**Exercise instructions**:
Go over the entries below line by line, copying each one that contains the word "JSON".

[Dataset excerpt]
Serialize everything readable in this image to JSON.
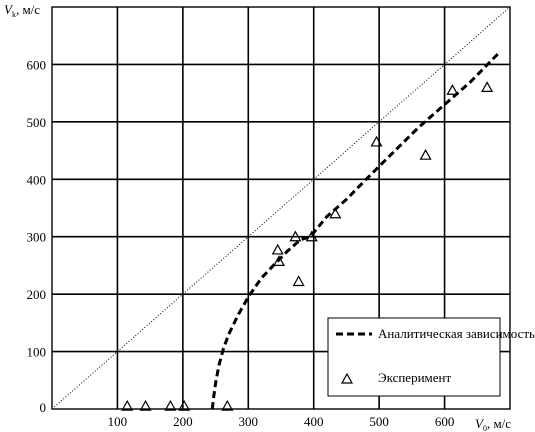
{
  "chart_data": {
    "type": "scatter",
    "xlim": [
      0,
      700
    ],
    "ylim": [
      0,
      700
    ],
    "x_ticks": [
      "100",
      "200",
      "300",
      "400",
      "500",
      "600"
    ],
    "y_ticks": [
      "0",
      "100",
      "200",
      "300",
      "400",
      "500",
      "600"
    ],
    "xlabel": {
      "symbol": "V",
      "subscript": "0",
      "unit": ", м/с"
    },
    "ylabel": {
      "symbol": "V",
      "subscript": "k",
      "unit": ", м/с"
    },
    "grid": true,
    "legend_position": "bottom-right",
    "series": [
      {
        "name": "Аналитическая зависимость",
        "kind": "dashed-line",
        "color": "#000000",
        "x": [
          245,
          247,
          250,
          255,
          262,
          270,
          285,
          300,
          320,
          340,
          360,
          380,
          395,
          420,
          450,
          480,
          520,
          560,
          600,
          640,
          683
        ],
        "y": [
          0,
          20,
          45,
          75,
          105,
          130,
          165,
          195,
          228,
          252,
          275,
          295,
          300,
          335,
          365,
          400,
          445,
          490,
          530,
          570,
          620
        ]
      },
      {
        "name": "Эксперимент",
        "kind": "triangle-markers",
        "color": "#000000",
        "x": [
          115,
          143,
          181,
          202,
          268,
          345,
          347,
          372,
          377,
          397,
          433,
          496,
          571,
          612,
          665
        ],
        "y": [
          5,
          5,
          5,
          5,
          5,
          277,
          257,
          300,
          222,
          300,
          340,
          465,
          442,
          555,
          560
        ]
      },
      {
        "kind": "diagonal",
        "style": "dotted",
        "color": "#000000",
        "x": [
          0,
          700
        ],
        "y": [
          0,
          700
        ]
      }
    ]
  }
}
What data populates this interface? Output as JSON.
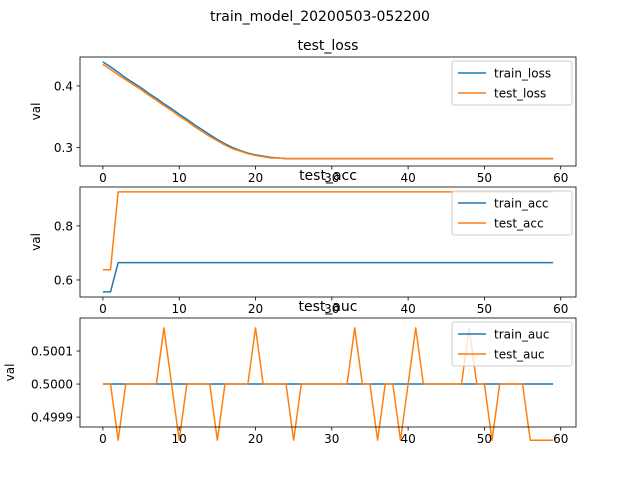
{
  "figure": {
    "suptitle": "train_model_20200503-052200"
  },
  "colors": {
    "train": "#1f77b4",
    "test": "#ff7f0e"
  },
  "chart_data": [
    {
      "type": "line",
      "title": "test_loss",
      "ylabel": "val",
      "xlim": [
        -3,
        62
      ],
      "ylim": [
        0.27,
        0.447
      ],
      "xticks": [
        0,
        10,
        20,
        30,
        40,
        50,
        60
      ],
      "yticks": [
        0.3,
        0.4
      ],
      "yticklabels": [
        "0.3",
        "0.4"
      ],
      "legend": "top-right",
      "series": [
        {
          "name": "train_loss",
          "values": [
            0.439,
            0.431,
            0.422,
            0.413,
            0.405,
            0.397,
            0.388,
            0.38,
            0.371,
            0.363,
            0.354,
            0.346,
            0.337,
            0.329,
            0.321,
            0.313,
            0.306,
            0.3,
            0.295,
            0.291,
            0.288,
            0.286,
            0.284,
            0.283,
            0.282,
            0.282,
            0.282,
            0.282,
            0.282,
            0.282,
            0.282,
            0.282,
            0.282,
            0.282,
            0.282,
            0.282,
            0.282,
            0.282,
            0.282,
            0.282,
            0.282,
            0.282,
            0.282,
            0.282,
            0.282,
            0.282,
            0.282,
            0.282,
            0.282,
            0.282,
            0.282,
            0.282,
            0.282,
            0.282,
            0.282,
            0.282,
            0.282,
            0.282,
            0.282,
            0.282
          ]
        },
        {
          "name": "test_loss",
          "values": [
            0.435,
            0.427,
            0.418,
            0.41,
            0.402,
            0.394,
            0.385,
            0.377,
            0.368,
            0.36,
            0.351,
            0.343,
            0.334,
            0.326,
            0.318,
            0.311,
            0.304,
            0.298,
            0.294,
            0.29,
            0.287,
            0.285,
            0.283,
            0.283,
            0.282,
            0.282,
            0.282,
            0.282,
            0.282,
            0.282,
            0.282,
            0.282,
            0.282,
            0.282,
            0.282,
            0.282,
            0.282,
            0.282,
            0.282,
            0.282,
            0.282,
            0.282,
            0.282,
            0.282,
            0.282,
            0.282,
            0.282,
            0.282,
            0.282,
            0.282,
            0.282,
            0.282,
            0.282,
            0.282,
            0.282,
            0.282,
            0.282,
            0.282,
            0.282,
            0.282
          ]
        }
      ]
    },
    {
      "type": "line",
      "title": "test_acc",
      "ylabel": "val",
      "xlim": [
        -3,
        62
      ],
      "ylim": [
        0.537,
        0.944
      ],
      "xticks": [
        0,
        10,
        20,
        30,
        40,
        50,
        60
      ],
      "yticks": [
        0.6,
        0.8
      ],
      "yticklabels": [
        "0.6",
        "0.8"
      ],
      "legend": "top-right",
      "series": [
        {
          "name": "train_acc",
          "values": [
            0.556,
            0.556,
            0.664,
            0.664,
            0.664,
            0.664,
            0.664,
            0.664,
            0.664,
            0.664,
            0.664,
            0.664,
            0.664,
            0.664,
            0.664,
            0.664,
            0.664,
            0.664,
            0.664,
            0.664,
            0.664,
            0.664,
            0.664,
            0.664,
            0.664,
            0.664,
            0.664,
            0.664,
            0.664,
            0.664,
            0.664,
            0.664,
            0.664,
            0.664,
            0.664,
            0.664,
            0.664,
            0.664,
            0.664,
            0.664,
            0.664,
            0.664,
            0.664,
            0.664,
            0.664,
            0.664,
            0.664,
            0.664,
            0.664,
            0.664,
            0.664,
            0.664,
            0.664,
            0.664,
            0.664,
            0.664,
            0.664,
            0.664,
            0.664,
            0.664
          ]
        },
        {
          "name": "test_acc",
          "values": [
            0.638,
            0.638,
            0.926,
            0.926,
            0.926,
            0.926,
            0.926,
            0.926,
            0.926,
            0.926,
            0.926,
            0.926,
            0.926,
            0.926,
            0.926,
            0.926,
            0.926,
            0.926,
            0.926,
            0.926,
            0.926,
            0.926,
            0.926,
            0.926,
            0.926,
            0.926,
            0.926,
            0.926,
            0.926,
            0.926,
            0.926,
            0.926,
            0.926,
            0.926,
            0.926,
            0.926,
            0.926,
            0.926,
            0.926,
            0.926,
            0.926,
            0.926,
            0.926,
            0.926,
            0.926,
            0.926,
            0.926,
            0.926,
            0.926,
            0.926,
            0.926,
            0.926,
            0.926,
            0.926,
            0.926,
            0.926,
            0.926,
            0.926,
            0.926,
            0.926
          ]
        }
      ]
    },
    {
      "type": "line",
      "title": "test_auc",
      "ylabel": "val",
      "xlim": [
        -3,
        62
      ],
      "ylim": [
        0.49987,
        0.5002
      ],
      "xticks": [
        0,
        10,
        20,
        30,
        40,
        50,
        60
      ],
      "yticks": [
        0.4999,
        0.5,
        0.5001
      ],
      "yticklabels": [
        "0.4999",
        "0.5000",
        "0.5001"
      ],
      "legend": "top-right",
      "series": [
        {
          "name": "train_auc",
          "values": [
            0.5,
            0.5,
            0.5,
            0.5,
            0.5,
            0.5,
            0.5,
            0.5,
            0.5,
            0.5,
            0.5,
            0.5,
            0.5,
            0.5,
            0.5,
            0.5,
            0.5,
            0.5,
            0.5,
            0.5,
            0.5,
            0.5,
            0.5,
            0.5,
            0.5,
            0.5,
            0.5,
            0.5,
            0.5,
            0.5,
            0.5,
            0.5,
            0.5,
            0.5,
            0.5,
            0.5,
            0.5,
            0.5,
            0.5,
            0.5,
            0.5,
            0.5,
            0.5,
            0.5,
            0.5,
            0.5,
            0.5,
            0.5,
            0.5,
            0.5,
            0.5,
            0.5,
            0.5,
            0.5,
            0.5,
            0.5,
            0.5,
            0.5,
            0.5,
            0.5
          ]
        },
        {
          "name": "test_auc",
          "values": [
            0.5,
            0.5,
            0.49983,
            0.5,
            0.5,
            0.5,
            0.5,
            0.5,
            0.50017,
            0.5,
            0.49983,
            0.5,
            0.5,
            0.5,
            0.5,
            0.49983,
            0.5,
            0.5,
            0.5,
            0.5,
            0.50017,
            0.5,
            0.5,
            0.5,
            0.5,
            0.49983,
            0.5,
            0.5,
            0.5,
            0.5,
            0.5,
            0.5,
            0.5,
            0.50017,
            0.5,
            0.5,
            0.49983,
            0.5,
            0.5,
            0.49983,
            0.5,
            0.50017,
            0.5,
            0.5,
            0.5,
            0.5,
            0.5,
            0.5,
            0.50017,
            0.5,
            0.5,
            0.49983,
            0.5,
            0.5,
            0.5,
            0.5,
            0.49983,
            0.49983,
            0.49983,
            0.49983
          ]
        }
      ]
    }
  ]
}
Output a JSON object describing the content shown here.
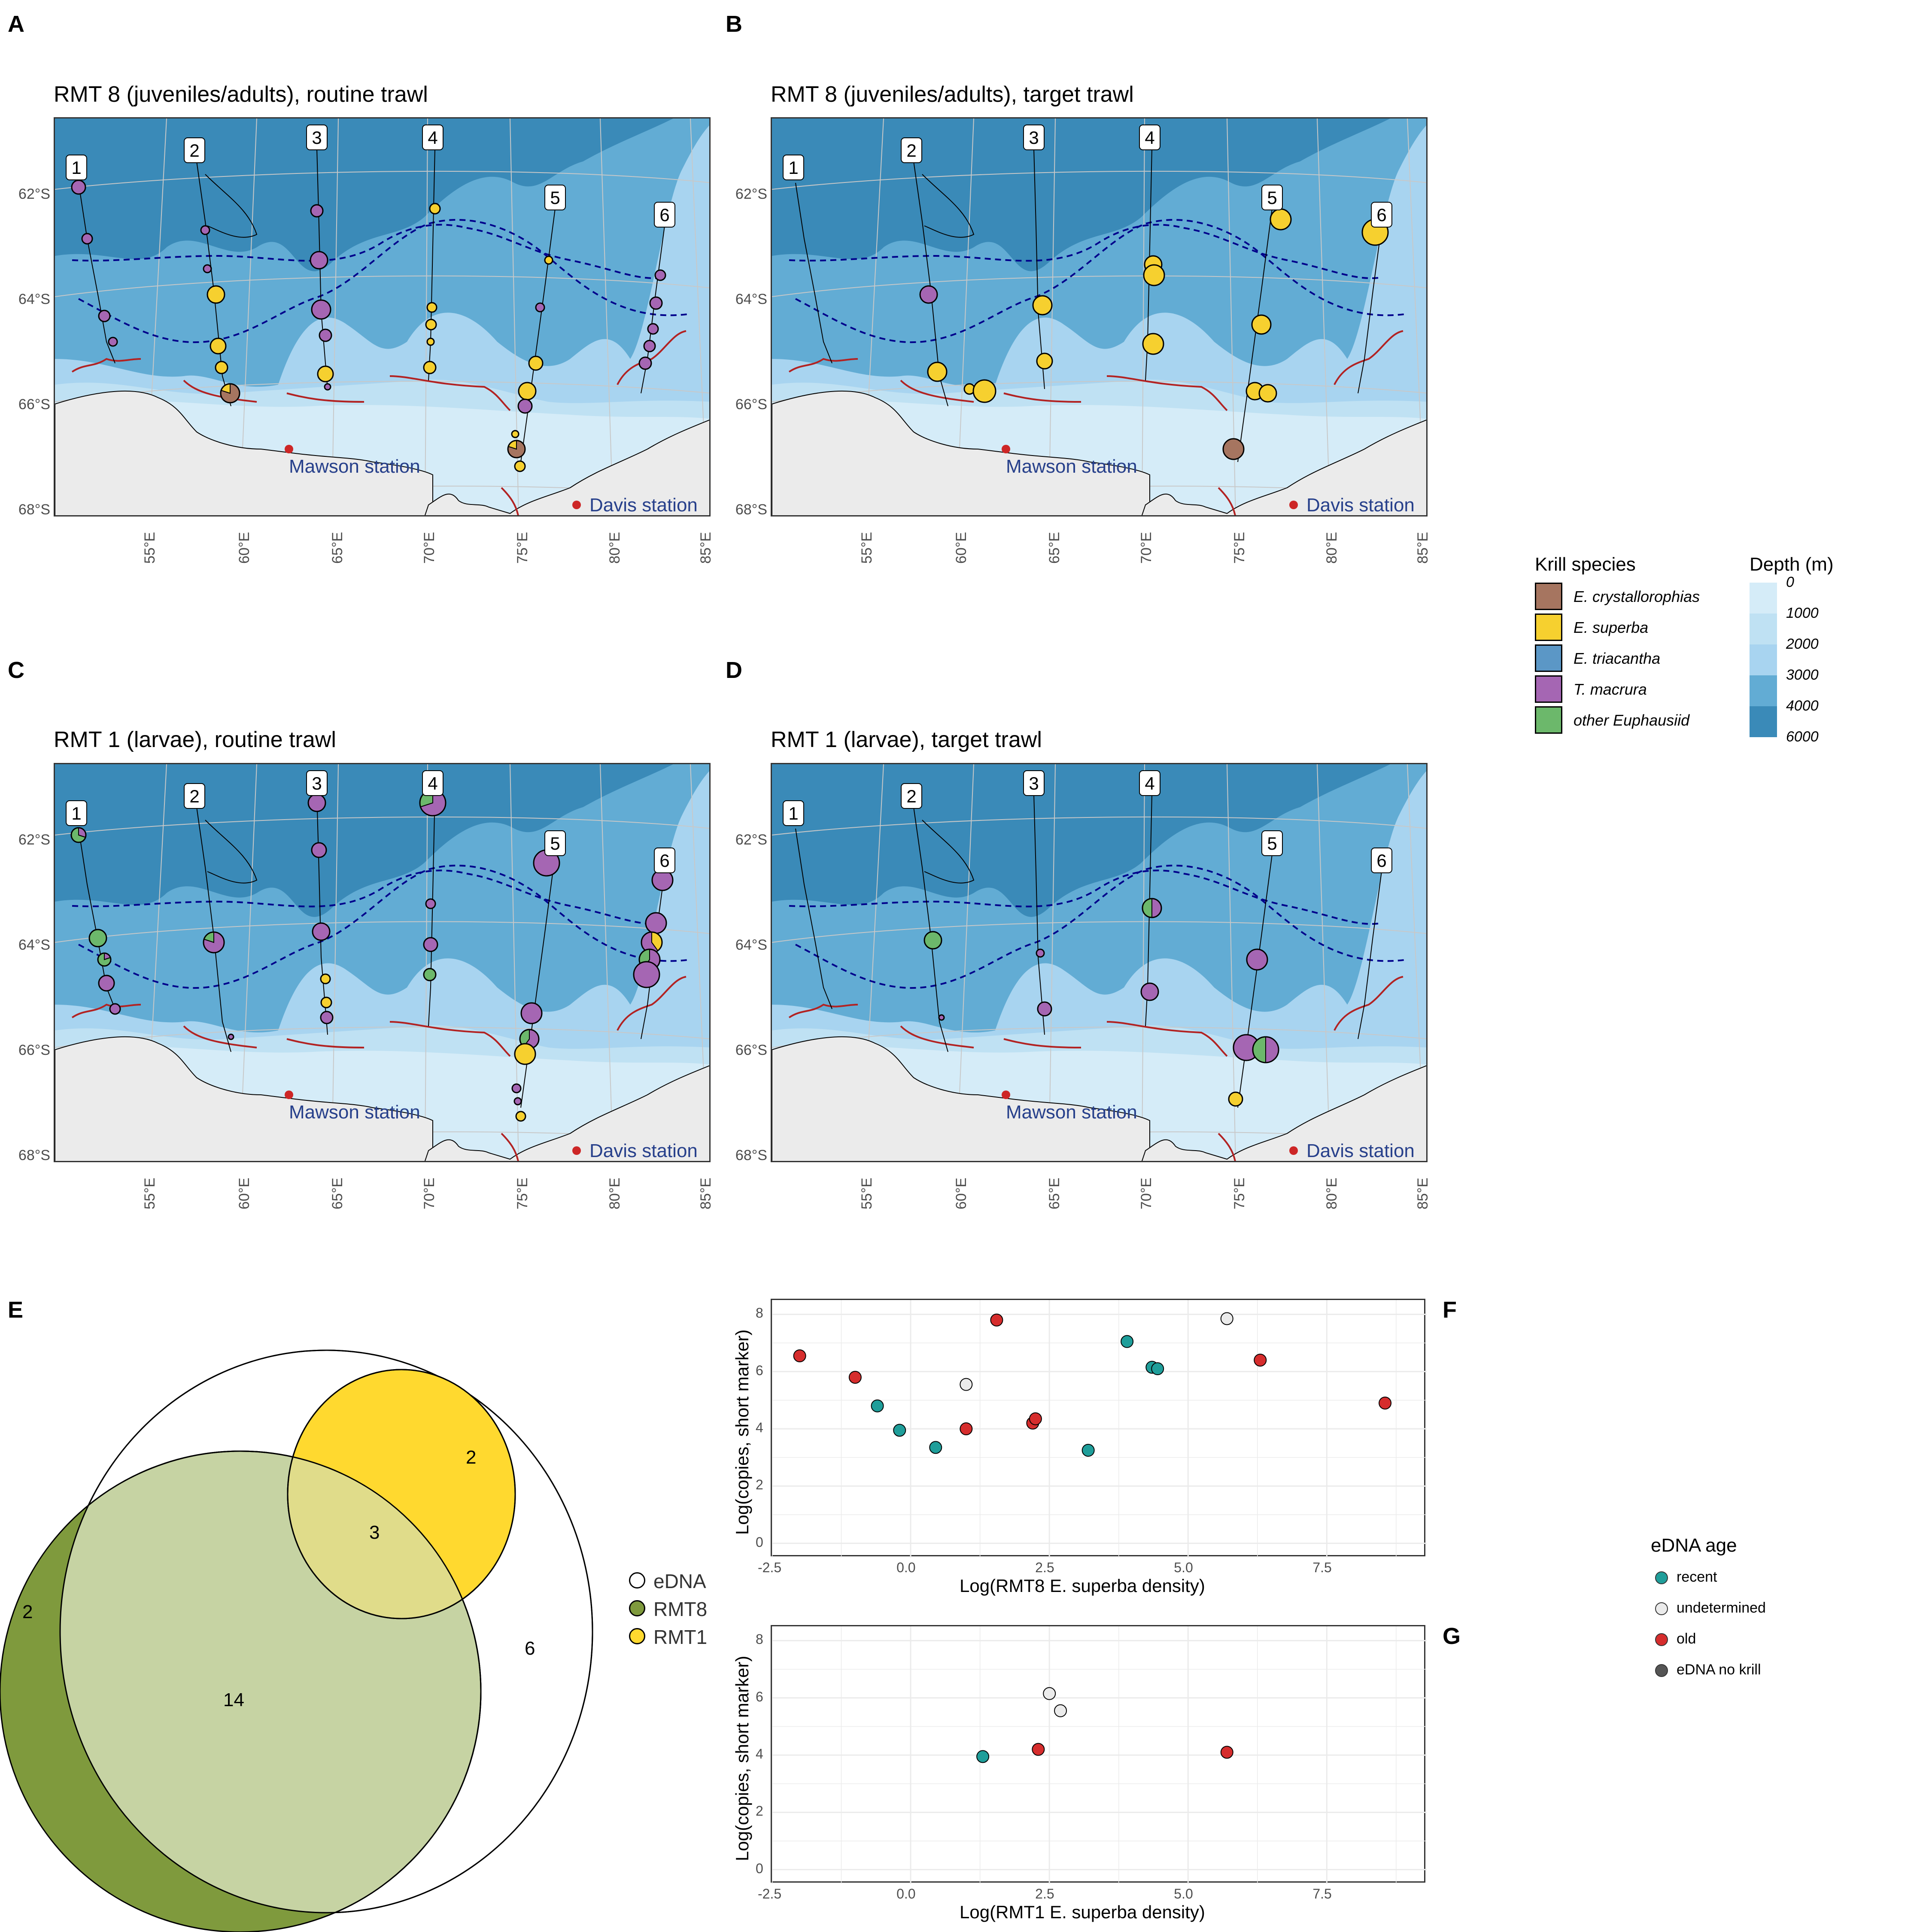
{
  "panels": {
    "A": {
      "label": "A",
      "title": "RMT 8 (juveniles/adults), routine trawl"
    },
    "B": {
      "label": "B",
      "title": "RMT 8 (juveniles/adults), target trawl"
    },
    "C": {
      "label": "C",
      "title": "RMT 1 (larvae), routine trawl"
    },
    "D": {
      "label": "D",
      "title": "RMT 1 (larvae), target trawl"
    },
    "E": {
      "label": "E"
    },
    "F": {
      "label": "F"
    },
    "G": {
      "label": "G"
    }
  },
  "map": {
    "lat_ticks": [
      "62°S",
      "64°S",
      "66°S",
      "68°S"
    ],
    "lon_ticks": [
      "55°E",
      "60°E",
      "65°E",
      "70°E",
      "75°E",
      "80°E",
      "85°E"
    ],
    "transects": [
      "1",
      "2",
      "3",
      "4",
      "5",
      "6"
    ],
    "stations": {
      "mawson": "Mawson station",
      "davis": "Davis station"
    },
    "colors": {
      "land": "#ebebeb",
      "ice_edge": "#b22222",
      "front": "#00008b",
      "station": "#cd2626"
    }
  },
  "krill_legend": {
    "title": "Krill species",
    "items": [
      {
        "name": "E. crystallorophias",
        "color": "#a67560"
      },
      {
        "name": "E. superba",
        "color": "#f6d02f"
      },
      {
        "name": "E. triacantha",
        "color": "#5b97c6"
      },
      {
        "name": "T. macrura",
        "color": "#a566b3"
      },
      {
        "name": "other Euphausiid",
        "color": "#6cb86b"
      }
    ]
  },
  "depth_legend": {
    "title": "Depth (m)",
    "labels": [
      "0",
      "1000",
      "2000",
      "3000",
      "4000",
      "6000"
    ],
    "colors": [
      "#d5ecf8",
      "#bfe1f3",
      "#a8d4f0",
      "#62acd4",
      "#3a8ab8"
    ]
  },
  "venn": {
    "counts": {
      "rmt8_only": "2",
      "rmt1_edna": "2",
      "all_three": "3",
      "edna_only": "6",
      "rmt8_edna": "14"
    },
    "legend": [
      {
        "name": "eDNA",
        "color": "#ffffff"
      },
      {
        "name": "RMT8",
        "color": "#7f9a3d"
      },
      {
        "name": "RMT1",
        "color": "#ffd92f"
      }
    ]
  },
  "chart_data": [
    {
      "type": "scatter",
      "panel": "F",
      "xlabel": "Log(RMT8 E. superba density)",
      "ylabel": "Log(copies, short marker)",
      "xlim": [
        -2.5,
        9.3
      ],
      "ylim": [
        -0.5,
        8.5
      ],
      "x_ticks": [
        "-2.5",
        "0.0",
        "2.5",
        "5.0",
        "7.5"
      ],
      "y_ticks": [
        "0",
        "2",
        "4",
        "6",
        "8"
      ],
      "points": [
        {
          "x": -2.0,
          "y": 6.55,
          "age": "old"
        },
        {
          "x": -1.0,
          "y": 5.8,
          "age": "old"
        },
        {
          "x": -0.6,
          "y": 4.8,
          "age": "recent"
        },
        {
          "x": -0.2,
          "y": 3.95,
          "age": "recent"
        },
        {
          "x": 0.45,
          "y": 3.35,
          "age": "recent"
        },
        {
          "x": 1.0,
          "y": 5.55,
          "age": "undetermined"
        },
        {
          "x": 1.0,
          "y": 4.0,
          "age": "old"
        },
        {
          "x": 1.55,
          "y": 7.8,
          "age": "old"
        },
        {
          "x": 2.2,
          "y": 4.2,
          "age": "old"
        },
        {
          "x": 2.25,
          "y": 4.35,
          "age": "old"
        },
        {
          "x": 3.2,
          "y": 3.25,
          "age": "recent"
        },
        {
          "x": 3.9,
          "y": 7.05,
          "age": "recent"
        },
        {
          "x": 4.35,
          "y": 6.15,
          "age": "recent"
        },
        {
          "x": 4.45,
          "y": 6.1,
          "age": "recent"
        },
        {
          "x": 5.7,
          "y": 7.85,
          "age": "undetermined"
        },
        {
          "x": 6.3,
          "y": 6.4,
          "age": "old"
        },
        {
          "x": 8.55,
          "y": 4.9,
          "age": "old"
        }
      ]
    },
    {
      "type": "scatter",
      "panel": "G",
      "xlabel": "Log(RMT1 E. superba density)",
      "ylabel": "Log(copies, short marker)",
      "xlim": [
        -2.5,
        9.3
      ],
      "ylim": [
        -0.5,
        8.5
      ],
      "x_ticks": [
        "-2.5",
        "0.0",
        "2.5",
        "5.0",
        "7.5"
      ],
      "y_ticks": [
        "0",
        "2",
        "4",
        "6",
        "8"
      ],
      "points": [
        {
          "x": 1.3,
          "y": 3.95,
          "age": "recent"
        },
        {
          "x": 2.3,
          "y": 4.2,
          "age": "old"
        },
        {
          "x": 2.5,
          "y": 6.15,
          "age": "undetermined"
        },
        {
          "x": 2.7,
          "y": 5.55,
          "age": "undetermined"
        },
        {
          "x": 5.7,
          "y": 4.1,
          "age": "old"
        }
      ]
    }
  ],
  "age_legend": {
    "title": "eDNA age",
    "items": [
      {
        "name": "recent",
        "color": "#1f9e9a"
      },
      {
        "name": "undetermined",
        "color": "#ebebeb"
      },
      {
        "name": "old",
        "color": "#d62d2d"
      },
      {
        "name": "eDNA no krill",
        "color": "#555555"
      }
    ]
  }
}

**Result of this exercise**:
Serialize everything readable in this image to JSON.
What data populates this interface? Output as JSON.
Output a JSON object describing the content shown here.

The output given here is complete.